* [TASK BRIEF]: Pick out all lines in the listing holding the string "Program" and copy them.

* [PROVIDED RECORDS]:
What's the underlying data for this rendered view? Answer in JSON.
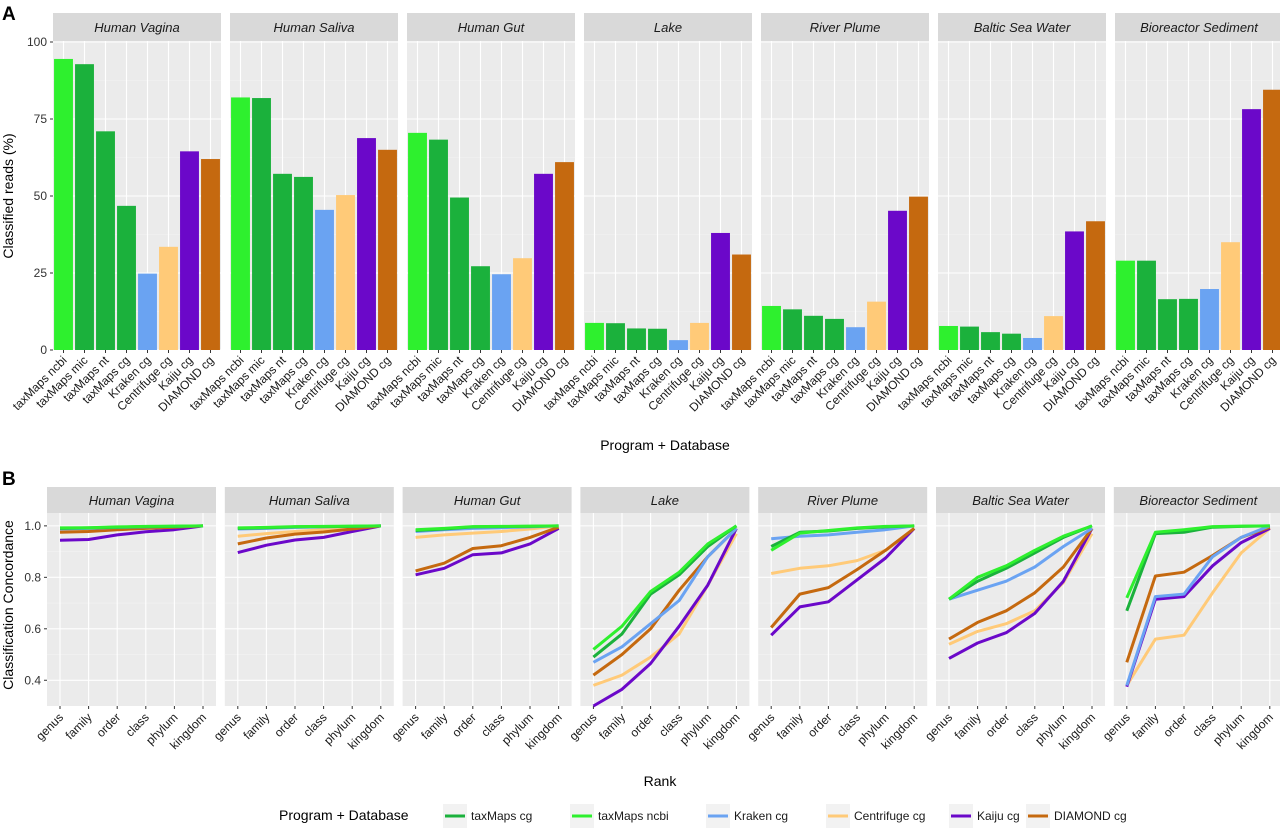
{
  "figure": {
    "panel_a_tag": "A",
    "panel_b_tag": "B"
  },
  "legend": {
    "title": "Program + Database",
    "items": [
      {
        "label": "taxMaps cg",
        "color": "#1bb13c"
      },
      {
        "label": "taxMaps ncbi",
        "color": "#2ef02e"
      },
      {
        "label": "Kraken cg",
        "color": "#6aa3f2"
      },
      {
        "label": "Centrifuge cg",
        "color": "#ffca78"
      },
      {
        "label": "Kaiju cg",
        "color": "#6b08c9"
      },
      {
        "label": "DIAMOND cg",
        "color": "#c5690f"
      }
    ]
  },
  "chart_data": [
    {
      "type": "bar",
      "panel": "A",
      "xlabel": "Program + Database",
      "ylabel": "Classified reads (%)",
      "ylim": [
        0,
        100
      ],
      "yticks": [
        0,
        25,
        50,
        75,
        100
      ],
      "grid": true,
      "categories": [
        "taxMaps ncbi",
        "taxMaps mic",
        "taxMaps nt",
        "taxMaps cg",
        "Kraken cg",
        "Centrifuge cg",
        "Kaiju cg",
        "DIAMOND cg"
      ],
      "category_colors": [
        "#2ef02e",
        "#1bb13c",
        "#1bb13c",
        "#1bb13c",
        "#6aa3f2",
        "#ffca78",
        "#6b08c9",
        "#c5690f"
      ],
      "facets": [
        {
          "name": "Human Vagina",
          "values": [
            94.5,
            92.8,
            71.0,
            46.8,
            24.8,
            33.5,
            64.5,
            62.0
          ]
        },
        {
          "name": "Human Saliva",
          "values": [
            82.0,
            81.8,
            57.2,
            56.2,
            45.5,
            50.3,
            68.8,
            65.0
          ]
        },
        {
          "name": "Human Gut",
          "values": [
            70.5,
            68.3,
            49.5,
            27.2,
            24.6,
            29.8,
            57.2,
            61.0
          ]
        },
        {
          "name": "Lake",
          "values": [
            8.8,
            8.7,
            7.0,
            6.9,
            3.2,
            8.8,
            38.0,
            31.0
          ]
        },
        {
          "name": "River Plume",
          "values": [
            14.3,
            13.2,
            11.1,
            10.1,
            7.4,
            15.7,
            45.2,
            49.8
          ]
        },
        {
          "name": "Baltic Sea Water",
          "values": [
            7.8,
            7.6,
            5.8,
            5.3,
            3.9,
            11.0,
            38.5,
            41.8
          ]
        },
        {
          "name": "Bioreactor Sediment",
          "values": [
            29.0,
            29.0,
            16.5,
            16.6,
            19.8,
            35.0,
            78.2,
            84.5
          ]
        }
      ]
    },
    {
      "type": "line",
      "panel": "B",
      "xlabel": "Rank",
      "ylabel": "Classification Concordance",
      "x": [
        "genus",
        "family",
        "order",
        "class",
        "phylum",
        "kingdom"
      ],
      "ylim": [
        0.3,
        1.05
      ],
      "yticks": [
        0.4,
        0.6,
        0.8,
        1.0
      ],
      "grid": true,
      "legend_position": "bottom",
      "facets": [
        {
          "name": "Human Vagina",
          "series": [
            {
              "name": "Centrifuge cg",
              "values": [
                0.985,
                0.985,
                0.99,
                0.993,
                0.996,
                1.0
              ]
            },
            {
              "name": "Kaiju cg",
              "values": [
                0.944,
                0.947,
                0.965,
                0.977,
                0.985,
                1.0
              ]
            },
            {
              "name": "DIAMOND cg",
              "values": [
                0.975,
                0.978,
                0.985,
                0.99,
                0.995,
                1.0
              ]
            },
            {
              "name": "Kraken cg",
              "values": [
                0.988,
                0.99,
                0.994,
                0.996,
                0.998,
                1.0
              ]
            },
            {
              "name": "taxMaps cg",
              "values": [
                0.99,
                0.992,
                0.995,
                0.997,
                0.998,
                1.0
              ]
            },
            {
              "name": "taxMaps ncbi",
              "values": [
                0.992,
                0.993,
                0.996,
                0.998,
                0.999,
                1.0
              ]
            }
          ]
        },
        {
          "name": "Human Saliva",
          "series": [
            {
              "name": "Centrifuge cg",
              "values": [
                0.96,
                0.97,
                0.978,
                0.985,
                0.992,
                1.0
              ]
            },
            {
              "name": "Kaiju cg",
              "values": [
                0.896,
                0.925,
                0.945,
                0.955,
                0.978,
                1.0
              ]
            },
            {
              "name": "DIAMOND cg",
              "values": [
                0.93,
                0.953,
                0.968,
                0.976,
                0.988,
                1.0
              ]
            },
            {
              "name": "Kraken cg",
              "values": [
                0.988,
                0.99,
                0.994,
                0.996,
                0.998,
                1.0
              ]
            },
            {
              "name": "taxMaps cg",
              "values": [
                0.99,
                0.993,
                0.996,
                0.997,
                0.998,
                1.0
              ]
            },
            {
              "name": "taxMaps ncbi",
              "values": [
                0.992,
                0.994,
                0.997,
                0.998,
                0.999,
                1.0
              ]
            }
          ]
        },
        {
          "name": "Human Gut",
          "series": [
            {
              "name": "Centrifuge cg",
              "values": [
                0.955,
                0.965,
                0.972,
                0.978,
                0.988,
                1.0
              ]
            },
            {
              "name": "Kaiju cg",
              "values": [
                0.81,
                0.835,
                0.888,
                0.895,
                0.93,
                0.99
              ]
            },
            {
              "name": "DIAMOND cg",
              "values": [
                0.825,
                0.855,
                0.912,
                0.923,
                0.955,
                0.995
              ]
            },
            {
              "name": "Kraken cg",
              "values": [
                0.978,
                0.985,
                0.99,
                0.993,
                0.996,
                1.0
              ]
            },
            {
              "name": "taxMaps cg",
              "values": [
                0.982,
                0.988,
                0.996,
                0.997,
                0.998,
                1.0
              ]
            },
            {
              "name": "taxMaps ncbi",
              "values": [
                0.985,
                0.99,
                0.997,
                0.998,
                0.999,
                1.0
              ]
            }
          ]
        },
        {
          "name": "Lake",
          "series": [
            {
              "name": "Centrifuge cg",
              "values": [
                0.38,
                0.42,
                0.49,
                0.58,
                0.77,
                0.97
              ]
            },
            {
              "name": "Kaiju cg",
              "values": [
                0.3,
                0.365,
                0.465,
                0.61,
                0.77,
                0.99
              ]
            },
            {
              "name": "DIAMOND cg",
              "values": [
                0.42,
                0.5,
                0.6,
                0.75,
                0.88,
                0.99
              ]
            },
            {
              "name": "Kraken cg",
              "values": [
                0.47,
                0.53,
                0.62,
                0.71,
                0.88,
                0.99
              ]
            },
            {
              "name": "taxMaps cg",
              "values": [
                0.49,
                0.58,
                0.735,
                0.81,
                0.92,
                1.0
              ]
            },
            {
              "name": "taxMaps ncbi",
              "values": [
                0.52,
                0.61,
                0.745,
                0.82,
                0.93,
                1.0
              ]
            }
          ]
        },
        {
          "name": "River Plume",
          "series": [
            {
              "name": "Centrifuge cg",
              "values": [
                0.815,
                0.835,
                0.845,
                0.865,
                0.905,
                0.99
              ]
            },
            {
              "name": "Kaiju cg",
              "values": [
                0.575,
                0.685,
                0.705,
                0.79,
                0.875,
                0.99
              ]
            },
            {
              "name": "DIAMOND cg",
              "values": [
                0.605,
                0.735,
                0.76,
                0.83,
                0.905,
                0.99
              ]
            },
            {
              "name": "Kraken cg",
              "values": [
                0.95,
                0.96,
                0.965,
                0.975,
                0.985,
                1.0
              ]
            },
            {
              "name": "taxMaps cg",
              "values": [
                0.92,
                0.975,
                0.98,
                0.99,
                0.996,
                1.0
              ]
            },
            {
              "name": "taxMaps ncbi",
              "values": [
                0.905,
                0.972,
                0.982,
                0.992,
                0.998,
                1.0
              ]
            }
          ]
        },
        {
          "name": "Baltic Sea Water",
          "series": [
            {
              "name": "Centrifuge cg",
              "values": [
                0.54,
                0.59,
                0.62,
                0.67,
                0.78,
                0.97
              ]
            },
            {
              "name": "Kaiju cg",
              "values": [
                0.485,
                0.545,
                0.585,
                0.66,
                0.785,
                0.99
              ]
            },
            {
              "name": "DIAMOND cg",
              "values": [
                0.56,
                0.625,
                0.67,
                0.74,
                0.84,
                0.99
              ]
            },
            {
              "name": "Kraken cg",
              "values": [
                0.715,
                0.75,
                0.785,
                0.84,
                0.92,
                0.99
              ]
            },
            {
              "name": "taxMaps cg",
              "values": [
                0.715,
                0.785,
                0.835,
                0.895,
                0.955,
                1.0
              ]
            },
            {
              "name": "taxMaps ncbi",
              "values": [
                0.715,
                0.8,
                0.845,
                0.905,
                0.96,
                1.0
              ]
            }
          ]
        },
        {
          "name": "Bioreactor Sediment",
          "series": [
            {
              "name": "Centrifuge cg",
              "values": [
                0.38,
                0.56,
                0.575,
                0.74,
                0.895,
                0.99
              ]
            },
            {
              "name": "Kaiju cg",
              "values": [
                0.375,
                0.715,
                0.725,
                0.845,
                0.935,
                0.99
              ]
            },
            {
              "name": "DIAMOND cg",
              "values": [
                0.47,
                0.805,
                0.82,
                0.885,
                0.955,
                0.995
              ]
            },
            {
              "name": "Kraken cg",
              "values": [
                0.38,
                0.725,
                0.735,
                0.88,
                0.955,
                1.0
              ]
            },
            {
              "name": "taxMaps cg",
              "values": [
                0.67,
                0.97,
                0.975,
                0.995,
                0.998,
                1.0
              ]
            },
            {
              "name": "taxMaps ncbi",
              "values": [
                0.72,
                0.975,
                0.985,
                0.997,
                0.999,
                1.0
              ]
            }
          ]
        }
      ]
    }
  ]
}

* [REPLY]:
    "title": "Program + Database",
      "xlabel": "Program + Database",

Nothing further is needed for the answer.